▶ GOAL
Only the lines from the line holding "Read all visible content and emit it as JSON." through the final line of the entries below are to be returned, exactly as they stand.

>> begin

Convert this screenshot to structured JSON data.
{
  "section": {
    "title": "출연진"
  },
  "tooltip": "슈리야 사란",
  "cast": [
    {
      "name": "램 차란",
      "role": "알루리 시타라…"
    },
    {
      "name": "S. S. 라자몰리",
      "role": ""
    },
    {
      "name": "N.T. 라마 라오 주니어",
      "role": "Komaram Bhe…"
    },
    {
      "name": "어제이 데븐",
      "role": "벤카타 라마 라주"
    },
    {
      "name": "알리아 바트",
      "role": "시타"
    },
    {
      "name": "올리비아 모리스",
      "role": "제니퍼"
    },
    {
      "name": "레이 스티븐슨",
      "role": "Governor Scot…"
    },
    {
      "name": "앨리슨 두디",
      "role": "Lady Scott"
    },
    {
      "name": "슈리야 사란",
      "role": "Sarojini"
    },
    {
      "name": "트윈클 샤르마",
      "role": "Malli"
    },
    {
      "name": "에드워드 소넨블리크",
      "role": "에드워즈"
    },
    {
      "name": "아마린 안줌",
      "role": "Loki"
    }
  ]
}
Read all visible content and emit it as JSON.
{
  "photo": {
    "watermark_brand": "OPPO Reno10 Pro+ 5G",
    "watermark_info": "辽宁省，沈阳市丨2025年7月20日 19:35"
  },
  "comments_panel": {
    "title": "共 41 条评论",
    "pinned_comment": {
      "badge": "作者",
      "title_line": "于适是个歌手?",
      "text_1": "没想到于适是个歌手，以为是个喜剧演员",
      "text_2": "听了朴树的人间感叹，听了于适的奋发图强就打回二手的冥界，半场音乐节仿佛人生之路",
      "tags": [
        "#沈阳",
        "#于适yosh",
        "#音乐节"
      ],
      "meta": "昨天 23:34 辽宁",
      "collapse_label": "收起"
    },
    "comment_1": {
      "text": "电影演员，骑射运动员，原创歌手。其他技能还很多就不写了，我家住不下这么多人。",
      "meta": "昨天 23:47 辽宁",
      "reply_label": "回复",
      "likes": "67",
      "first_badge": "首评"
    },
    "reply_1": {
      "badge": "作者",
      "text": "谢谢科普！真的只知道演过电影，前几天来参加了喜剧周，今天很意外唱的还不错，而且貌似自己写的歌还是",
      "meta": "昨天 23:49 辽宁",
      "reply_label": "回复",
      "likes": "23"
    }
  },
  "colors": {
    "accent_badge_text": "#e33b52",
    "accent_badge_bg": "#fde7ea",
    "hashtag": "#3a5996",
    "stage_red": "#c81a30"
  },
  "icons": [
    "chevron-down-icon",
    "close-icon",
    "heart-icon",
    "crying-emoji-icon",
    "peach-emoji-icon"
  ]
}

>> end

▶ THE REPLY
Read all visible content and emit it as JSON.
{
  "photo": {
    "watermark_brand": "OPPO Reno10 Pro+ 5G",
    "watermark_info": "辽宁省，沈阳市丨2025年7月20日 19:35"
  },
  "comments_panel": {
    "title": "共 41 条评论",
    "pinned_comment": {
      "badge": "作者",
      "title_line": "于适是个歌手?",
      "text_1": "没想到于适是个歌手，以为是个喜剧演员",
      "text_2": "听了朴树的人间感叹，听了于适的奋发图强就打回二手的冥界，半场音乐节仿佛人生之路",
      "tags": [
        "#沈阳",
        "#于适yosh",
        "#音乐节"
      ],
      "meta": "昨天 23:34 辽宁",
      "collapse_label": "收起"
    },
    "comment_1": {
      "text": "电影演员，骑射运动员，原创歌手。其他技能还很多就不写了，我家住不下这么多人。",
      "meta": "昨天 23:47 辽宁",
      "reply_label": "回复",
      "likes": "67",
      "first_badge": "首评"
    },
    "reply_1": {
      "badge": "作者",
      "text": "谢谢科普！真的只知道演过电影，前几天来参加了喜剧周，今天很意外唱的还不错，而且貌似自己写的歌还是",
      "meta": "昨天 23:49 辽宁",
      "reply_label": "回复",
      "likes": "23"
    }
  },
  "colors": {
    "accent_badge_text": "#e33b52",
    "accent_badge_bg": "#fde7ea",
    "hashtag": "#3a5996",
    "stage_red": "#c81a30"
  },
  "icons": [
    "chevron-down-icon",
    "close-icon",
    "heart-icon",
    "crying-emoji-icon",
    "peach-emoji-icon"
  ]
}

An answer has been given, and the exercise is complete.